● **Collected data entries**:

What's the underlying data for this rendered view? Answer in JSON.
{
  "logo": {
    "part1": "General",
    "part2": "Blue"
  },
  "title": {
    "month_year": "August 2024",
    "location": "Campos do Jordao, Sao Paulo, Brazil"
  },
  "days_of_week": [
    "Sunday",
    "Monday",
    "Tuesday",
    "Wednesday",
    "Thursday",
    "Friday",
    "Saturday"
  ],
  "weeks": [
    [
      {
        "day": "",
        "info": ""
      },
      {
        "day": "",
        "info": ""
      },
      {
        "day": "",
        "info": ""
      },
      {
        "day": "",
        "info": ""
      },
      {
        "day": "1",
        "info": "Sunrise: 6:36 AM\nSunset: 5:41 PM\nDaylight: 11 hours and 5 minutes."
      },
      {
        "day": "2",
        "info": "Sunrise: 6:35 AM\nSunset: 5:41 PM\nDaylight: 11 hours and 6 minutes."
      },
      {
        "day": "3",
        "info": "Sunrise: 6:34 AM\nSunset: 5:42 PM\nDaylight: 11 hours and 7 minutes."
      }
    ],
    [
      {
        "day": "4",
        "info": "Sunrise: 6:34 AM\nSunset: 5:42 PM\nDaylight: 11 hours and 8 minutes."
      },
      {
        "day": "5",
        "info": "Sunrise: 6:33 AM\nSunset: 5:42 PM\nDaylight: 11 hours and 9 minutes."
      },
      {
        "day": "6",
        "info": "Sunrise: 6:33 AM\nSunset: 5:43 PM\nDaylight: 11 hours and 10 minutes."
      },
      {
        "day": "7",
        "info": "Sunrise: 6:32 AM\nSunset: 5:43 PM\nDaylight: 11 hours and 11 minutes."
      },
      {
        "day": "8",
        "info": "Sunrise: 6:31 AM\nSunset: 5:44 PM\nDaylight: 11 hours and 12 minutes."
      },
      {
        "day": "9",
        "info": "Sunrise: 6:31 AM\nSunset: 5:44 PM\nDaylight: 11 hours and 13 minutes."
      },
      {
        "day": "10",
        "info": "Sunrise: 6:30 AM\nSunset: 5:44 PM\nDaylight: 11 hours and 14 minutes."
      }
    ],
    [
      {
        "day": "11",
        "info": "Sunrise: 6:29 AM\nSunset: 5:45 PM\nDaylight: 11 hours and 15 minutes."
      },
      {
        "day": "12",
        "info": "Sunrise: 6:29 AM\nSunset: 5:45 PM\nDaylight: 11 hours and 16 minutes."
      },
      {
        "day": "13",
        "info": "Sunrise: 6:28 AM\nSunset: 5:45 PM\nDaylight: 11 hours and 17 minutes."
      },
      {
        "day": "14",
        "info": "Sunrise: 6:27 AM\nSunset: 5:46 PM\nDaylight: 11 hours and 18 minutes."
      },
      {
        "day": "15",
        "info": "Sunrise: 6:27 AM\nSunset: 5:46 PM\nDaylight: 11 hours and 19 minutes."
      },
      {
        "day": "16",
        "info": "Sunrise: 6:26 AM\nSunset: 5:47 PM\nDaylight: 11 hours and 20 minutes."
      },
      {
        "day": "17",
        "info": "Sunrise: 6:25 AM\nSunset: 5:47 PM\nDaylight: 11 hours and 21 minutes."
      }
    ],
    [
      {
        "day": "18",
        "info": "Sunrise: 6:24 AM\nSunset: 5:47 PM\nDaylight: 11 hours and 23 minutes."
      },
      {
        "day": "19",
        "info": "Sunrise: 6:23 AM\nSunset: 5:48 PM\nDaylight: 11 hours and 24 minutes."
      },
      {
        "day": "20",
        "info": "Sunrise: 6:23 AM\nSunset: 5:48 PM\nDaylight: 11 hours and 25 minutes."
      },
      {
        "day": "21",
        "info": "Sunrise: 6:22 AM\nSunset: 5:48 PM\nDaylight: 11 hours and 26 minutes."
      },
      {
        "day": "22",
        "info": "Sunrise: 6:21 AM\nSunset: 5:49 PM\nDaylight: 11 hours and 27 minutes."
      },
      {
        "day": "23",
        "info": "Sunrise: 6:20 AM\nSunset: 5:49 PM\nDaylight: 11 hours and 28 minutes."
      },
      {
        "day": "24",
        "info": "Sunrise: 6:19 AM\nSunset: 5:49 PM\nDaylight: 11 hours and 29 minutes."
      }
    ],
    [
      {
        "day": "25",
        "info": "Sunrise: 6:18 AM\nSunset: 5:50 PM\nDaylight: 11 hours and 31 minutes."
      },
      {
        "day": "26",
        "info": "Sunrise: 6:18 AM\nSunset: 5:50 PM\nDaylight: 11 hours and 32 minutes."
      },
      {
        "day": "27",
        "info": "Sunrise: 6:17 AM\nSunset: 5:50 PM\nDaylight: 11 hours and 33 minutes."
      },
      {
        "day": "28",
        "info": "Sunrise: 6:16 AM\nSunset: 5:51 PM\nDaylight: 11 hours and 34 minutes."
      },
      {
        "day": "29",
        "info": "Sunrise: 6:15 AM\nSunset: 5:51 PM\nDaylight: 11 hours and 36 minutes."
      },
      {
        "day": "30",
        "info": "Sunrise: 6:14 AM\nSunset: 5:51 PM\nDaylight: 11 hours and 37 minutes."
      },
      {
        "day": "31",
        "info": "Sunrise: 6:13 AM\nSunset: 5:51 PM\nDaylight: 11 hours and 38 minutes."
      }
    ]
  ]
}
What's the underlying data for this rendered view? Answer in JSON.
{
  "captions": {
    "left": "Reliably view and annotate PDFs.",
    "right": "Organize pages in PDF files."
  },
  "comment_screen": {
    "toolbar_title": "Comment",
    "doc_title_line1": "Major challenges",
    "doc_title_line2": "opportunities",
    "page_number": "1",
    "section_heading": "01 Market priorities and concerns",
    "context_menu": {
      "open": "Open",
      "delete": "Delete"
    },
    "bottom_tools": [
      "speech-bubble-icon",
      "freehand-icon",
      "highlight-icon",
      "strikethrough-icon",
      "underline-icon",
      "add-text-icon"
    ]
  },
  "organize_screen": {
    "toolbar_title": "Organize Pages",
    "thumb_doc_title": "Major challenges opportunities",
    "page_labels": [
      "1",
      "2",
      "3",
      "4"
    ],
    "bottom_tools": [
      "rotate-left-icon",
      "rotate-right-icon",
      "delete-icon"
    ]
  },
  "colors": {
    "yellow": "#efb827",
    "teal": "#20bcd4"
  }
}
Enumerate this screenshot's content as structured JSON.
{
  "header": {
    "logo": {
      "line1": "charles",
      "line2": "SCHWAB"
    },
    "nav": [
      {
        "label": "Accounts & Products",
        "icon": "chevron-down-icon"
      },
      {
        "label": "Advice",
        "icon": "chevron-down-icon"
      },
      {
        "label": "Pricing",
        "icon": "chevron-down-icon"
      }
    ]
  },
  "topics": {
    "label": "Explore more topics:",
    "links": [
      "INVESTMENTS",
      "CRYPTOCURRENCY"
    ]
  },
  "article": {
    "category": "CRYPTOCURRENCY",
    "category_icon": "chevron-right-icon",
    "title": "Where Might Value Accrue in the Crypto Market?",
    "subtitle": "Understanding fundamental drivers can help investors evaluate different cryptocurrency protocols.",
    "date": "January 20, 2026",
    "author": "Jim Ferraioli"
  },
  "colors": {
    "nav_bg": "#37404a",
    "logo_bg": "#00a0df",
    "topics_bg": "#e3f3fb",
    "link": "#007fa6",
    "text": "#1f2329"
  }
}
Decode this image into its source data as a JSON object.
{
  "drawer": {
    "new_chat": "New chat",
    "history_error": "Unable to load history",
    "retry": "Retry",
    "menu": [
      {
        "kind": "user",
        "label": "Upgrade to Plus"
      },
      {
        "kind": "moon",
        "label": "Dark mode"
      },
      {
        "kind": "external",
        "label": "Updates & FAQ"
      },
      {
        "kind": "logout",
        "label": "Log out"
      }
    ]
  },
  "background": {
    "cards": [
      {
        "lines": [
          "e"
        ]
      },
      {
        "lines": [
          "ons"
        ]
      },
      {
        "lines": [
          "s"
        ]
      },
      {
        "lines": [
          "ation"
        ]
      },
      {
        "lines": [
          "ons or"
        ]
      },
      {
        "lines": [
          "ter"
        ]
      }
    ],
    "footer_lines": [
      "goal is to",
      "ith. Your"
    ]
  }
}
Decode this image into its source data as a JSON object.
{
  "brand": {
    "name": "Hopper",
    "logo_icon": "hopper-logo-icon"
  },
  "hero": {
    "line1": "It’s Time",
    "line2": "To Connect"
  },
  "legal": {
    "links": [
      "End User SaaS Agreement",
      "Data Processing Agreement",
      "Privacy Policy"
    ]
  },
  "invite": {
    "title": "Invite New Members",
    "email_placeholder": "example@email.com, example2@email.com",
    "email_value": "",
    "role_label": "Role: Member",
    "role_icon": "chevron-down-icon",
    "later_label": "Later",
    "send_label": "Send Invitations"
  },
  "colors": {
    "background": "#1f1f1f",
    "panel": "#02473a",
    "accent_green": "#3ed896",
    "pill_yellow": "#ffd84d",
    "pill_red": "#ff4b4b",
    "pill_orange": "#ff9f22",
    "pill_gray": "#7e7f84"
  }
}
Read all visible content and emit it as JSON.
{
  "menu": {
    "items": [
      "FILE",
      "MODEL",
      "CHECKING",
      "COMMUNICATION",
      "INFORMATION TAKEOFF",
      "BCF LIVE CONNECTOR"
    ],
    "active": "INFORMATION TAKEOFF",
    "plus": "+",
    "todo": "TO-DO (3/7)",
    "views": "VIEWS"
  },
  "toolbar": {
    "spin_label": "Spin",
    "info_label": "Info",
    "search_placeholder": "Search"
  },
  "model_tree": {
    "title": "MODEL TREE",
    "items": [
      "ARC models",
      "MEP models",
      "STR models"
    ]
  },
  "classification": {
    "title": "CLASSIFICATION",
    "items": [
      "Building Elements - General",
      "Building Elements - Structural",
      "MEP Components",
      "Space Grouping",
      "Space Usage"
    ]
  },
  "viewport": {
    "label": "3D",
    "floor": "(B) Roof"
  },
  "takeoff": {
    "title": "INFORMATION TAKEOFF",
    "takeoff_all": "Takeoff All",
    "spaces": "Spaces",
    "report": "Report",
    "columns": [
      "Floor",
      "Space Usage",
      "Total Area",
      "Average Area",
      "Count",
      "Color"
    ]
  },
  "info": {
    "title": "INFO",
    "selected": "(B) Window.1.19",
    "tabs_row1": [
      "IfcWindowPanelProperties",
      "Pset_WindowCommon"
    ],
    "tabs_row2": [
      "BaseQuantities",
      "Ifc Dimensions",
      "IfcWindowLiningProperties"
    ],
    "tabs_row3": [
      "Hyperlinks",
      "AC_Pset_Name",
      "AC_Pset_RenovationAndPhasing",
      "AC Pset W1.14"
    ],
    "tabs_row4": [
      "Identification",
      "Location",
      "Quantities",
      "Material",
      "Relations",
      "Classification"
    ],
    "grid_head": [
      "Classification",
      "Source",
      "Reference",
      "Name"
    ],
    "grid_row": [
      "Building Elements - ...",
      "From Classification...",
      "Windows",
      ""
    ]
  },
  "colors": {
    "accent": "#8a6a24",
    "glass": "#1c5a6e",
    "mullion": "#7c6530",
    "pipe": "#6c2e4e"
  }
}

● **WORK INSTRUCTIONS**: Count every line bearing the word "Major"; report the total only.

● **REPLY TO THE TASK**: 2